WHAT THIS TASK INVOLVES
Gather up the lines with the word "Listed" in them.

RECORDS FOR THIS EXERCISE

Begin

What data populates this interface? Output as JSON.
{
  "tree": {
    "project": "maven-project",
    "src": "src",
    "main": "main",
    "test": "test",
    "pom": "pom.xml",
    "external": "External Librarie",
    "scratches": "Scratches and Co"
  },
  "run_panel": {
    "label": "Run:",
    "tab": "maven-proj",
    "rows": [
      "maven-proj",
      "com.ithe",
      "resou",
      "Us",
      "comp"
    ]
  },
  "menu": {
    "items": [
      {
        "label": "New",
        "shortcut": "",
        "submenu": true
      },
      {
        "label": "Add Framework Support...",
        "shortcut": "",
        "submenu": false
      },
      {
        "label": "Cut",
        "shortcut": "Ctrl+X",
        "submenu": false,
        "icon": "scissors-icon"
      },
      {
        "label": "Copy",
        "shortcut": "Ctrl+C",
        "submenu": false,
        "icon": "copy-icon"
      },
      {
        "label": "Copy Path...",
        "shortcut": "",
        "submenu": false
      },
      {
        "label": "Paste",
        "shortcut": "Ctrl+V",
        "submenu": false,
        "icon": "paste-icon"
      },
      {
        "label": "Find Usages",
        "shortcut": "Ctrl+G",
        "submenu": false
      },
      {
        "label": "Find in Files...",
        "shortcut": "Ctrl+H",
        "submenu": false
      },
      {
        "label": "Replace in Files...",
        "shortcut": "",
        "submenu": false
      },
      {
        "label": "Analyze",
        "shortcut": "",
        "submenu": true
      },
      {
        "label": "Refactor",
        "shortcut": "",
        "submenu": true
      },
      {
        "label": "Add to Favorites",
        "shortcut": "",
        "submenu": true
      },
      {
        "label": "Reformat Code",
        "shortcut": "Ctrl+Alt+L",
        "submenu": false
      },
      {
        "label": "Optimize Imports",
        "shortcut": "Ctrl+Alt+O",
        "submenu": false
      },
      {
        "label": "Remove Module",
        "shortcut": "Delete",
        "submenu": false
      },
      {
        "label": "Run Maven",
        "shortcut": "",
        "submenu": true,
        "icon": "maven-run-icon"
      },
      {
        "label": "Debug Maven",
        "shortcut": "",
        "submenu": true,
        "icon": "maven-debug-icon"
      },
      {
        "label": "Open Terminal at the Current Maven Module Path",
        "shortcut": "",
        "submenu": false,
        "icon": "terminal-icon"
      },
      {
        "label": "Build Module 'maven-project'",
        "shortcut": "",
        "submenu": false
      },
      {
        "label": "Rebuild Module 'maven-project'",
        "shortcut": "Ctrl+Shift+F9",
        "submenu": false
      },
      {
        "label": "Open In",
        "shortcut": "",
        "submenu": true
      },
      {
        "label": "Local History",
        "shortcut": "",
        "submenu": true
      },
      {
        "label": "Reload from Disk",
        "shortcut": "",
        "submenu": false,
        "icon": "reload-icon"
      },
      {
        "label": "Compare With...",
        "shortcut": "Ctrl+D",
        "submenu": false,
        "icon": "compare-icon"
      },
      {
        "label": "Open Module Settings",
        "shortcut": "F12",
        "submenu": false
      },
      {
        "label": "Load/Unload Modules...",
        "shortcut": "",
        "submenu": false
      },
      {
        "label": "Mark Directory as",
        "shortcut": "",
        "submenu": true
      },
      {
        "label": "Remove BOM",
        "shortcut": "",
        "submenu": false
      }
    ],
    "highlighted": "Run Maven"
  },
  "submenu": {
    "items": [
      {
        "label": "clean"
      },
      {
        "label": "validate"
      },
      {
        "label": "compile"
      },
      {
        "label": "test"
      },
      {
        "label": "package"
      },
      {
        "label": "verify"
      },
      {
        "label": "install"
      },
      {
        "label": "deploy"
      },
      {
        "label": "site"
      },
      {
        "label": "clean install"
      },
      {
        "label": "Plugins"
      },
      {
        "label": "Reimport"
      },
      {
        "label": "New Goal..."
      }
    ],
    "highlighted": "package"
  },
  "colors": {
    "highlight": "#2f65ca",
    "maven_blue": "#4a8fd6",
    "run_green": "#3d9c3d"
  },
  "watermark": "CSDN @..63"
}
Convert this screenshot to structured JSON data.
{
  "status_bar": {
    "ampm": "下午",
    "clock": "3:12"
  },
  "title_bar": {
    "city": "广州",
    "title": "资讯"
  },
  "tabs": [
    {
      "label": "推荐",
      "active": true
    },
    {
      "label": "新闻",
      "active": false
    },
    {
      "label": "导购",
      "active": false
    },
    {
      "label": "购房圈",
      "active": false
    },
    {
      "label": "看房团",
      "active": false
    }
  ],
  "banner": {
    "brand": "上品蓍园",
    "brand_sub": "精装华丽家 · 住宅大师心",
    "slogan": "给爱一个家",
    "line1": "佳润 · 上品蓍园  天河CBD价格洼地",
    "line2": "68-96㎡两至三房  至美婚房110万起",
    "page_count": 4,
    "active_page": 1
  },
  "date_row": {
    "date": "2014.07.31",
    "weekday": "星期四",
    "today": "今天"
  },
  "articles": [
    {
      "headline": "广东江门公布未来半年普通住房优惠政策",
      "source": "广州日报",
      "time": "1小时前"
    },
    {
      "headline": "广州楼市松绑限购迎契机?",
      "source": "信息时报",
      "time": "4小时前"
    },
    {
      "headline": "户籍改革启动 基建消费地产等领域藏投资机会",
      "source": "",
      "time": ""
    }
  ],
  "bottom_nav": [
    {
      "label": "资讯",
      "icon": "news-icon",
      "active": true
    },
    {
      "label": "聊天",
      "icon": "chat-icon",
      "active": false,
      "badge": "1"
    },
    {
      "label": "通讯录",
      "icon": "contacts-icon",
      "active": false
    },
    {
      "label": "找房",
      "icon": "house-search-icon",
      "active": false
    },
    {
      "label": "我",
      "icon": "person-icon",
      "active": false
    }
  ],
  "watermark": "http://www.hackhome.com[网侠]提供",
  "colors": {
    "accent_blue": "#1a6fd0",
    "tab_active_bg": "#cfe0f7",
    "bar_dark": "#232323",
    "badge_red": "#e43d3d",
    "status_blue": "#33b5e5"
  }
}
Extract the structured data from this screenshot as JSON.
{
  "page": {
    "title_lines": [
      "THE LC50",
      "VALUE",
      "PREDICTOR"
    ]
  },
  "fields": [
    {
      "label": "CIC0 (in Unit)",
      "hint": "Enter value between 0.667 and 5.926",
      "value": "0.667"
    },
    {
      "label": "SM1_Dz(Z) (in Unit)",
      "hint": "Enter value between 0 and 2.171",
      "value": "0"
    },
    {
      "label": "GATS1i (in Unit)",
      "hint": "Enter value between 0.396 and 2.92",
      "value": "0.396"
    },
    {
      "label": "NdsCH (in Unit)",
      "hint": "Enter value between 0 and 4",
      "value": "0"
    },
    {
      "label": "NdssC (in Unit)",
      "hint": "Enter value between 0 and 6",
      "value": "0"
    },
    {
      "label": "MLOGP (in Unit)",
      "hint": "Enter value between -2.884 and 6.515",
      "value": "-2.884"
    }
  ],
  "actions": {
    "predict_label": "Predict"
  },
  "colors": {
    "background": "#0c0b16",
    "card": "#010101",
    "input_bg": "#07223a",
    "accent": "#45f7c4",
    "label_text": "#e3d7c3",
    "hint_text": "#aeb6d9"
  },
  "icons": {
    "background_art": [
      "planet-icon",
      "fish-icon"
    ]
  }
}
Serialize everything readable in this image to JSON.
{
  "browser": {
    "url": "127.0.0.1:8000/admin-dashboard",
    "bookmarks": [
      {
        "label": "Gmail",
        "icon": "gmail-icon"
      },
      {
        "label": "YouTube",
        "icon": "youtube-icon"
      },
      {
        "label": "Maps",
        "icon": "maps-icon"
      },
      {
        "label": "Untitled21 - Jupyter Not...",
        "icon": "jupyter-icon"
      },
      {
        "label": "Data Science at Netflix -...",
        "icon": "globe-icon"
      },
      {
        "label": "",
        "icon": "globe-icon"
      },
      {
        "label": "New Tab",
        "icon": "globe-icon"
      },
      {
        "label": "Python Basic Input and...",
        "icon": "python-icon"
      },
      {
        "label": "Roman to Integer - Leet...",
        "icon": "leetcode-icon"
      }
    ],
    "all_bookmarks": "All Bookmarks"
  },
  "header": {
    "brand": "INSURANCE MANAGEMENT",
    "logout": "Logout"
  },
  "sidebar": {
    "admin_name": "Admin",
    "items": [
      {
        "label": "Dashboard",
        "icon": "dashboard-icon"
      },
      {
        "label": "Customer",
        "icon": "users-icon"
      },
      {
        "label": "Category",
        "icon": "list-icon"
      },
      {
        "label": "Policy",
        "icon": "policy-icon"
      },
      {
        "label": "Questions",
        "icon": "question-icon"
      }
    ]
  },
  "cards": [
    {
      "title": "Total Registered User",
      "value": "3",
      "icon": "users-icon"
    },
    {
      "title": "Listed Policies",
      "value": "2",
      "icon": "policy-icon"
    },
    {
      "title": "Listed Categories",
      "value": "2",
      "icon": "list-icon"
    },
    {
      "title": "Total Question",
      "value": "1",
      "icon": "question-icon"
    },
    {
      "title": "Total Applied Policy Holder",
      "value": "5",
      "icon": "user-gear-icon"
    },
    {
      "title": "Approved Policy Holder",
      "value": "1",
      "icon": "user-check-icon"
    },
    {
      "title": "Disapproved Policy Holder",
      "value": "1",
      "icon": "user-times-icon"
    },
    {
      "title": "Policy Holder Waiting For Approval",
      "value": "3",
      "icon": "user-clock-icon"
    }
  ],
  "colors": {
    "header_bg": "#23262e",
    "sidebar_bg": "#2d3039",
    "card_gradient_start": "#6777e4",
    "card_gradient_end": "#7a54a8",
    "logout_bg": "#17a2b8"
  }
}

End

CORRECT ANSWER
      "title": "Listed Policies",
      "title": "Listed Categories",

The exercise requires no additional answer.